Selected excerpt:
Begin

[ 
https://issues.apache.org/jira/browse/SPARK-4830?page=com.atlassian.jira.plugin.system.issuetabpanels:all-tabpanel
 ]

Mykhaylo Telizhyn updated SPARK-4830:
-------------------------------------
    Description: 
We have Spark Streaming application that consumes messages from RabbitMQ and 
process them. When generating hundreds of events on RabbitMQ and running our 
application on spark standalone cluster we see some 
java.lang.ClassNotFoundException exceptions in the log.


Application Overview:


Our domain model is simple POJO that represents RabbitMQ events we want to 
consume and contains some custom properties we are interested in: 
{code:title=Event.java|borderStyle=solid}
        class Event implements java.io.Externalizable {
    
            // custom properties

            // custom implementation of writeExternal(), readExternal() methods
        }    
{code}
        We have implemented custom spark receiver that just receives messages 
from RabbitMQ queue by means of custom consumer(See "Receiving messages by 
subscription" at https://www.rabbitmq.com/api-guide.html), converts them to our 
custom domain event objects(com.xxx.Event) and stores them on spark memory:
{code:title=RabbitMQReceiver.java|borderStyle=solid}
            byte[] body = // data received from Rabbit using custom consumer
            Event event = new Event(body);
            store(event)  // store into Spark              
 {code}                

        The main program is simple, it just set up spark streaming context:
{code:title=SparkApplication.java|borderStyle=solid}
            SparkConf sparkConf = new SparkConf().setAppName(APPLICATION_NAME);
            
sparkConf.setJars(SparkContext.jarOfClass(Application.class).toList());  
{code}
        Initialize input streams:
{code:title=SparkApplication.java|borderStyle=solid}            
            ReceiverInputDStream<Event> stream = // create input stream from 
RabbitMQ
            JavaReceiverInputDStream<Event> events = new 
JavaReceiverInputDStream<Event>(stream, classTag(Event.class));
{code}            
        Process events:
{code:title=SparkApplication.java|borderStyle=solid}            
            events.foreachRDD(
                    rdd -> {

                        rdd.foreachPartition(

                                partition -> {
 
                                        // process partition
                                }
                        }
                    })

End

Information shown:
Begin

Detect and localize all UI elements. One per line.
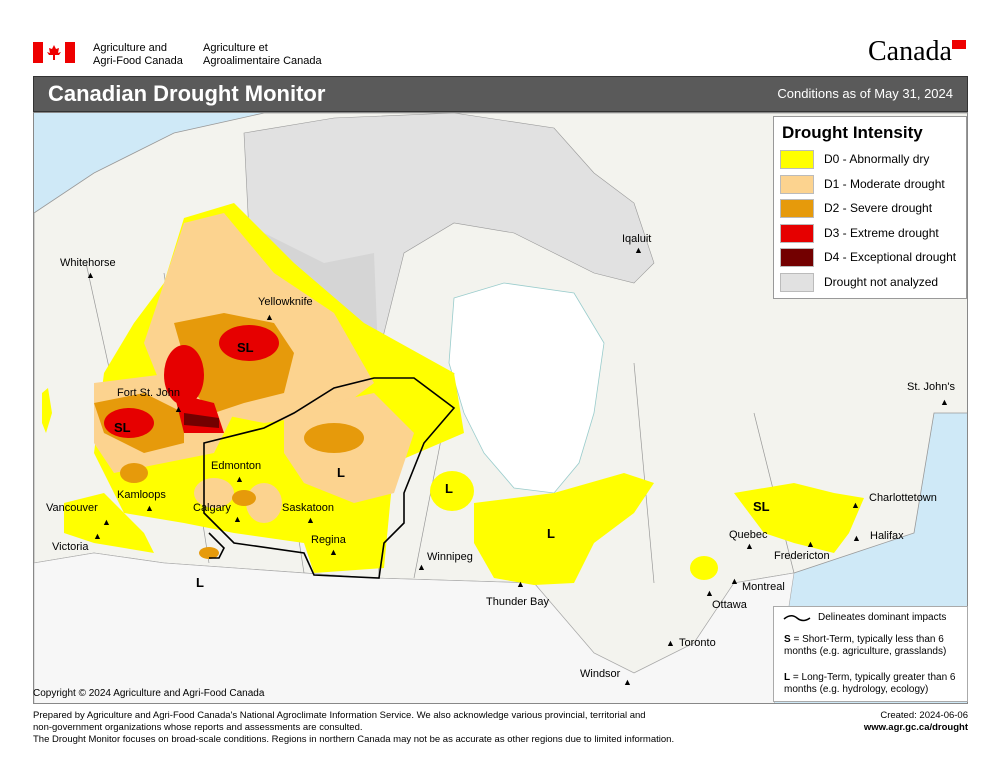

End

Please continue the issue report about ClassNotFoundException errors in a Spark Streaming application from where it stops. The lines were taken from a separate source.

                    
            ssc.start();
            ssc.awaitTermination();
{code}

Application submission:            
            
        Application is packaged into single fat jar using maven shade 
plugin(http://maven.apache.org/plugins/maven-shade-plugin/). It compiled with 
spark version 1.1.0           
        We run our application on spark version 1.1.0 standalone cluster that 
consists of driver host, master host and two worker hosts. We submit 
application from driver host.
        On one of the workers we see java.lang.ClassNotFoundException 
exceptions:  

        We see that worker has downloaded application.jar and added it to class 
loader:

14/11/27 10:26:59 INFO Executor: Fetching 
http://xx.xx.xx.xx:38287/jars/application.jar with timestamp 1417084011213
14/11/27 10:26:59 INFO Utils: Fetching 
http://xx.xx.xx.xx:38287/jars/application.jar to 
/tmp/fetchFileTemp8223721356974787443.tmp
14/11/27 10:27:00 INFO BlockManager: Removing RDD 4
14/11/27 10:27:01 INFO Executor: Adding 
file:/path/to/spark/work/app-20141127102651-0001/1/./application.jar to class 
loader

...........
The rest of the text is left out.